╭──

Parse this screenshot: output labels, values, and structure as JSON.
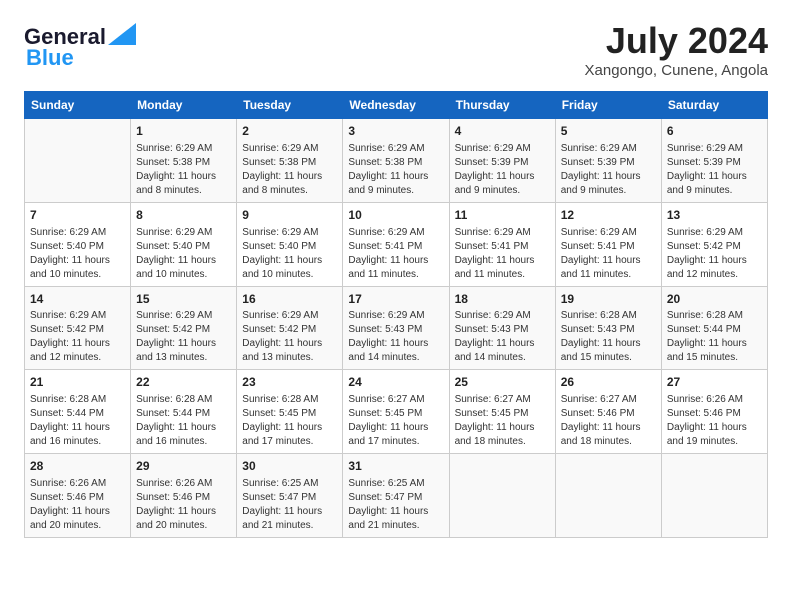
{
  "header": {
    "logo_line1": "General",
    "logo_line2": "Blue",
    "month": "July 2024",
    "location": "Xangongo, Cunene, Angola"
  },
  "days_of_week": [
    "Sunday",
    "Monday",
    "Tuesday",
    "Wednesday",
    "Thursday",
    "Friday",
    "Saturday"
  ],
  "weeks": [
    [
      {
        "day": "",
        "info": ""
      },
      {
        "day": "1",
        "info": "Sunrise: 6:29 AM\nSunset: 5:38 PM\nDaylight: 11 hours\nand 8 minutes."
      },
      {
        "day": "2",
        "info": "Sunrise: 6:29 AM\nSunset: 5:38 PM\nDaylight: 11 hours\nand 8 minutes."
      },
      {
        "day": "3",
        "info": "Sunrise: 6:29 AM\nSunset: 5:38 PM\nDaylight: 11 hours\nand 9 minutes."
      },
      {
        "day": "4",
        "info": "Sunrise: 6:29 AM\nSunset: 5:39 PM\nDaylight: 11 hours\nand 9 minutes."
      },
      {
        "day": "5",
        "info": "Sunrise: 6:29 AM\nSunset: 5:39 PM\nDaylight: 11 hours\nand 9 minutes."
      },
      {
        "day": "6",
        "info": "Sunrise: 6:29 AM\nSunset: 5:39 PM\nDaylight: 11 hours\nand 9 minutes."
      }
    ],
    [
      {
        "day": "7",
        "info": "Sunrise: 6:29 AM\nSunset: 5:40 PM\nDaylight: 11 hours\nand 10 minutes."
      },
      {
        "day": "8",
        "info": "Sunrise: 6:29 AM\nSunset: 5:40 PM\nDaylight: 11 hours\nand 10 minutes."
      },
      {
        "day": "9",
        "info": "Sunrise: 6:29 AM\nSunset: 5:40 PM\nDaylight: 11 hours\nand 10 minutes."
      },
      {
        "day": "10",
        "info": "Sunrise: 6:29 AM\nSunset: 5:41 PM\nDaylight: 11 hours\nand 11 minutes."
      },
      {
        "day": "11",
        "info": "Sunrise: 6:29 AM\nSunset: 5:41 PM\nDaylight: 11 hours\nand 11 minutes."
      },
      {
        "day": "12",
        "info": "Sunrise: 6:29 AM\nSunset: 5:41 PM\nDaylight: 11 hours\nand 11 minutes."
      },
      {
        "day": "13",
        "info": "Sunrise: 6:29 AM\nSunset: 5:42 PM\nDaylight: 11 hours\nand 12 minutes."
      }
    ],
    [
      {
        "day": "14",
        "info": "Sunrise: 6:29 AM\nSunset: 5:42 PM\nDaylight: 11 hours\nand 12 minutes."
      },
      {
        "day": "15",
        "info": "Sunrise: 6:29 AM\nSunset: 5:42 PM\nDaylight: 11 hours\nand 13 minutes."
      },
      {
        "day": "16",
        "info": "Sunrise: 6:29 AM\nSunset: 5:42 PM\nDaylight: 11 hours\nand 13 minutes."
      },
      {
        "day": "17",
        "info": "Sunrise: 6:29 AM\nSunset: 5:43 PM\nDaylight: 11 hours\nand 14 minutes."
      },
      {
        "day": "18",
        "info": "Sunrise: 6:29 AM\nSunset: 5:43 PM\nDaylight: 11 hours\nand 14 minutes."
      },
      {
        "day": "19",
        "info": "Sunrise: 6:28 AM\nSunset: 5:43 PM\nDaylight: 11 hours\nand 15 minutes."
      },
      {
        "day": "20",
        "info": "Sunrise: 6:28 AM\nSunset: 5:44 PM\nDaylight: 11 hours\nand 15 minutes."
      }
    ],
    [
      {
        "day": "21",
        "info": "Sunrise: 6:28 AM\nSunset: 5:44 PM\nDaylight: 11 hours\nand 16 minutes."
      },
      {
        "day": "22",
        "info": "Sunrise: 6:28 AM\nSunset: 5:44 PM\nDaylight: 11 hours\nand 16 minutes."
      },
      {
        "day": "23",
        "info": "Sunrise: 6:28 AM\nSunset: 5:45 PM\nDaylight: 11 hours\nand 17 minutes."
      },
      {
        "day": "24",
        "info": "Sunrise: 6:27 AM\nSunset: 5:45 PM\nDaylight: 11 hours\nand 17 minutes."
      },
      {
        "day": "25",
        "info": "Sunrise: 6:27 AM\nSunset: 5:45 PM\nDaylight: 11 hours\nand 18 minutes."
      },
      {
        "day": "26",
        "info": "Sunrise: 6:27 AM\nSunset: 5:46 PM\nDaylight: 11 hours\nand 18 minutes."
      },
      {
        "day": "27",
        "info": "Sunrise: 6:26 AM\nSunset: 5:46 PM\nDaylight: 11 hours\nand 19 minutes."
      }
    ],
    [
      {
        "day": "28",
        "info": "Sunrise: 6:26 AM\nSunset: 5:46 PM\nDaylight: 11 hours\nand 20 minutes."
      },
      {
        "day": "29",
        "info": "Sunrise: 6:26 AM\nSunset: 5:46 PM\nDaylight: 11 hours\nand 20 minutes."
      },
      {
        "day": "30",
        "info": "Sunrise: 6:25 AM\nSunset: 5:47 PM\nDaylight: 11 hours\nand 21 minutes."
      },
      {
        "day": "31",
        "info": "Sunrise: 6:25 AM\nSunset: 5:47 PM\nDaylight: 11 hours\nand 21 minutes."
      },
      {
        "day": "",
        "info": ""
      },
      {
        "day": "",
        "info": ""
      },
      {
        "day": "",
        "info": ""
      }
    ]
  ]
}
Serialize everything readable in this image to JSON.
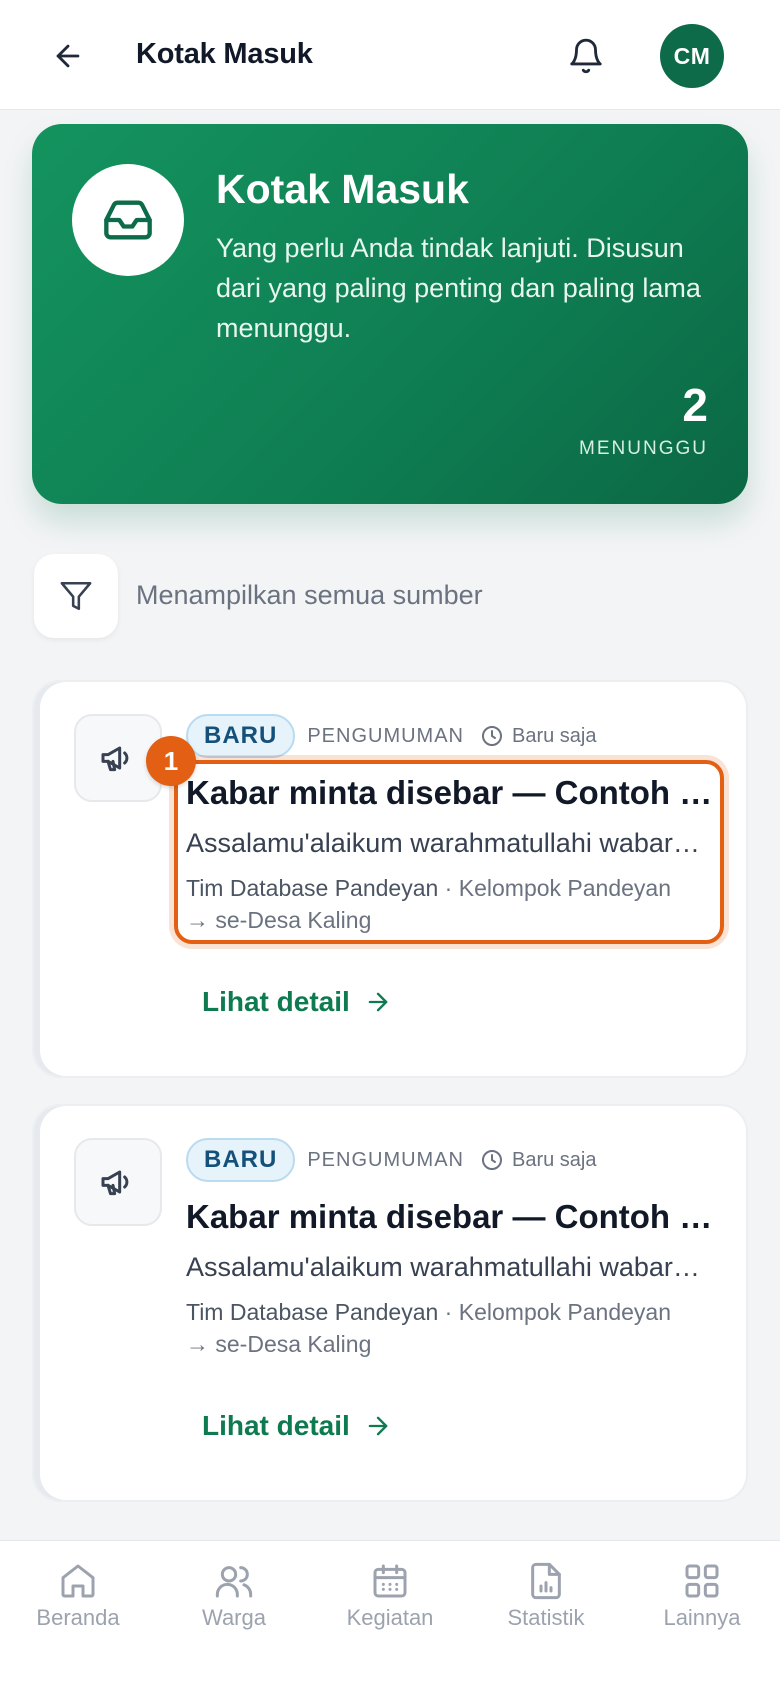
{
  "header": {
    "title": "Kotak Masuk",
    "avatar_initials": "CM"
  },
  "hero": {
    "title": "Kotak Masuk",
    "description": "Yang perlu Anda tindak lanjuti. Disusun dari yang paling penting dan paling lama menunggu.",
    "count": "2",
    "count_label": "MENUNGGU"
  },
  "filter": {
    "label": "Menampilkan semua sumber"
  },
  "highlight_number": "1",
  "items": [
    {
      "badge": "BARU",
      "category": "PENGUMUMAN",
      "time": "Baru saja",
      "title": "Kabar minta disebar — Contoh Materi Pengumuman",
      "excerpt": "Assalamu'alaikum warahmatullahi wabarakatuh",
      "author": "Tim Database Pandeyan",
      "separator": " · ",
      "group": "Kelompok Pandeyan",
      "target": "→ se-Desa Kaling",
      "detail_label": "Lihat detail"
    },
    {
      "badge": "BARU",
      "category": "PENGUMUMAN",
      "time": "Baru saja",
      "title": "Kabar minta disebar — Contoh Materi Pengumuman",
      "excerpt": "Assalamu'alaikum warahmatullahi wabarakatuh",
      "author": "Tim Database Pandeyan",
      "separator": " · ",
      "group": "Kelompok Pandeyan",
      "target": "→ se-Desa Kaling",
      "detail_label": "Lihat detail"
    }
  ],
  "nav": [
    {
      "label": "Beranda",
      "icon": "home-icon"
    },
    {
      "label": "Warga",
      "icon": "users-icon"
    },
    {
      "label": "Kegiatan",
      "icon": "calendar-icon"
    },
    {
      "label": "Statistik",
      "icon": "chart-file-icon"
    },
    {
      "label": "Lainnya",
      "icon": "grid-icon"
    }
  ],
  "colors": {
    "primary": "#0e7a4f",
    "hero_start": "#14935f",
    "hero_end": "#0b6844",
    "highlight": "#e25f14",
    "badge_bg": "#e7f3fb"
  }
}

╰──

Given request
Images do not belong in the copy; reproduce all other parts of the records above verbatim.

Solution for this problem
Parse this screenshot: output labels, values, and structure as JSON.
{
  "header": {
    "logo_line1": "General",
    "logo_line2": "Blue",
    "month": "July 2024",
    "location": "Xangongo, Cunene, Angola"
  },
  "days_of_week": [
    "Sunday",
    "Monday",
    "Tuesday",
    "Wednesday",
    "Thursday",
    "Friday",
    "Saturday"
  ],
  "weeks": [
    [
      {
        "day": "",
        "info": ""
      },
      {
        "day": "1",
        "info": "Sunrise: 6:29 AM\nSunset: 5:38 PM\nDaylight: 11 hours\nand 8 minutes."
      },
      {
        "day": "2",
        "info": "Sunrise: 6:29 AM\nSunset: 5:38 PM\nDaylight: 11 hours\nand 8 minutes."
      },
      {
        "day": "3",
        "info": "Sunrise: 6:29 AM\nSunset: 5:38 PM\nDaylight: 11 hours\nand 9 minutes."
      },
      {
        "day": "4",
        "info": "Sunrise: 6:29 AM\nSunset: 5:39 PM\nDaylight: 11 hours\nand 9 minutes."
      },
      {
        "day": "5",
        "info": "Sunrise: 6:29 AM\nSunset: 5:39 PM\nDaylight: 11 hours\nand 9 minutes."
      },
      {
        "day": "6",
        "info": "Sunrise: 6:29 AM\nSunset: 5:39 PM\nDaylight: 11 hours\nand 9 minutes."
      }
    ],
    [
      {
        "day": "7",
        "info": "Sunrise: 6:29 AM\nSunset: 5:40 PM\nDaylight: 11 hours\nand 10 minutes."
      },
      {
        "day": "8",
        "info": "Sunrise: 6:29 AM\nSunset: 5:40 PM\nDaylight: 11 hours\nand 10 minutes."
      },
      {
        "day": "9",
        "info": "Sunrise: 6:29 AM\nSunset: 5:40 PM\nDaylight: 11 hours\nand 10 minutes."
      },
      {
        "day": "10",
        "info": "Sunrise: 6:29 AM\nSunset: 5:41 PM\nDaylight: 11 hours\nand 11 minutes."
      },
      {
        "day": "11",
        "info": "Sunrise: 6:29 AM\nSunset: 5:41 PM\nDaylight: 11 hours\nand 11 minutes."
      },
      {
        "day": "12",
        "info": "Sunrise: 6:29 AM\nSunset: 5:41 PM\nDaylight: 11 hours\nand 11 minutes."
      },
      {
        "day": "13",
        "info": "Sunrise: 6:29 AM\nSunset: 5:42 PM\nDaylight: 11 hours\nand 12 minutes."
      }
    ],
    [
      {
        "day": "14",
        "info": "Sunrise: 6:29 AM\nSunset: 5:42 PM\nDaylight: 11 hours\nand 12 minutes."
      },
      {
        "day": "15",
        "info": "Sunrise: 6:29 AM\nSunset: 5:42 PM\nDaylight: 11 hours\nand 13 minutes."
      },
      {
        "day": "16",
        "info": "Sunrise: 6:29 AM\nSunset: 5:42 PM\nDaylight: 11 hours\nand 13 minutes."
      },
      {
        "day": "17",
        "info": "Sunrise: 6:29 AM\nSunset: 5:43 PM\nDaylight: 11 hours\nand 14 minutes."
      },
      {
        "day": "18",
        "info": "Sunrise: 6:29 AM\nSunset: 5:43 PM\nDaylight: 11 hours\nand 14 minutes."
      },
      {
        "day": "19",
        "info": "Sunrise: 6:28 AM\nSunset: 5:43 PM\nDaylight: 11 hours\nand 15 minutes."
      },
      {
        "day": "20",
        "info": "Sunrise: 6:28 AM\nSunset: 5:44 PM\nDaylight: 11 hours\nand 15 minutes."
      }
    ],
    [
      {
        "day": "21",
        "info": "Sunrise: 6:28 AM\nSunset: 5:44 PM\nDaylight: 11 hours\nand 16 minutes."
      },
      {
        "day": "22",
        "info": "Sunrise: 6:28 AM\nSunset: 5:44 PM\nDaylight: 11 hours\nand 16 minutes."
      },
      {
        "day": "23",
        "info": "Sunrise: 6:28 AM\nSunset: 5:45 PM\nDaylight: 11 hours\nand 17 minutes."
      },
      {
        "day": "24",
        "info": "Sunrise: 6:27 AM\nSunset: 5:45 PM\nDaylight: 11 hours\nand 17 minutes."
      },
      {
        "day": "25",
        "info": "Sunrise: 6:27 AM\nSunset: 5:45 PM\nDaylight: 11 hours\nand 18 minutes."
      },
      {
        "day": "26",
        "info": "Sunrise: 6:27 AM\nSunset: 5:46 PM\nDaylight: 11 hours\nand 18 minutes."
      },
      {
        "day": "27",
        "info": "Sunrise: 6:26 AM\nSunset: 5:46 PM\nDaylight: 11 hours\nand 19 minutes."
      }
    ],
    [
      {
        "day": "28",
        "info": "Sunrise: 6:26 AM\nSunset: 5:46 PM\nDaylight: 11 hours\nand 20 minutes."
      },
      {
        "day": "29",
        "info": "Sunrise: 6:26 AM\nSunset: 5:46 PM\nDaylight: 11 hours\nand 20 minutes."
      },
      {
        "day": "30",
        "info": "Sunrise: 6:25 AM\nSunset: 5:47 PM\nDaylight: 11 hours\nand 21 minutes."
      },
      {
        "day": "31",
        "info": "Sunrise: 6:25 AM\nSunset: 5:47 PM\nDaylight: 11 hours\nand 21 minutes."
      },
      {
        "day": "",
        "info": ""
      },
      {
        "day": "",
        "info": ""
      },
      {
        "day": "",
        "info": ""
      }
    ]
  ]
}
Serialize everything readable in this image to JSON.
{
  "header": {
    "title": "Kotak Masuk",
    "avatar_initials": "CM"
  },
  "hero": {
    "title": "Kotak Masuk",
    "description": "Yang perlu Anda tindak lanjuti. Disusun dari yang paling penting dan paling lama menunggu.",
    "count": "2",
    "count_label": "MENUNGGU"
  },
  "filter": {
    "label": "Menampilkan semua sumber"
  },
  "highlight_number": "1",
  "items": [
    {
      "badge": "BARU",
      "category": "PENGUMUMAN",
      "time": "Baru saja",
      "title": "Kabar minta disebar — Contoh Materi Pengumuman",
      "excerpt": "Assalamu'alaikum warahmatullahi wabarakatuh",
      "author": "Tim Database Pandeyan",
      "separator": " · ",
      "group": "Kelompok Pandeyan",
      "target": "→ se-Desa Kaling",
      "detail_label": "Lihat detail"
    },
    {
      "badge": "BARU",
      "category": "PENGUMUMAN",
      "time": "Baru saja",
      "title": "Kabar minta disebar — Contoh Materi Pengumuman",
      "excerpt": "Assalamu'alaikum warahmatullahi wabarakatuh",
      "author": "Tim Database Pandeyan",
      "separator": " · ",
      "group": "Kelompok Pandeyan",
      "target": "→ se-Desa Kaling",
      "detail_label": "Lihat detail"
    }
  ],
  "nav": [
    {
      "label": "Beranda",
      "icon": "home-icon"
    },
    {
      "label": "Warga",
      "icon": "users-icon"
    },
    {
      "label": "Kegiatan",
      "icon": "calendar-icon"
    },
    {
      "label": "Statistik",
      "icon": "chart-file-icon"
    },
    {
      "label": "Lainnya",
      "icon": "grid-icon"
    }
  ],
  "colors": {
    "primary": "#0e7a4f",
    "hero_start": "#14935f",
    "hero_end": "#0b6844",
    "highlight": "#e25f14",
    "badge_bg": "#e7f3fb"
  }
}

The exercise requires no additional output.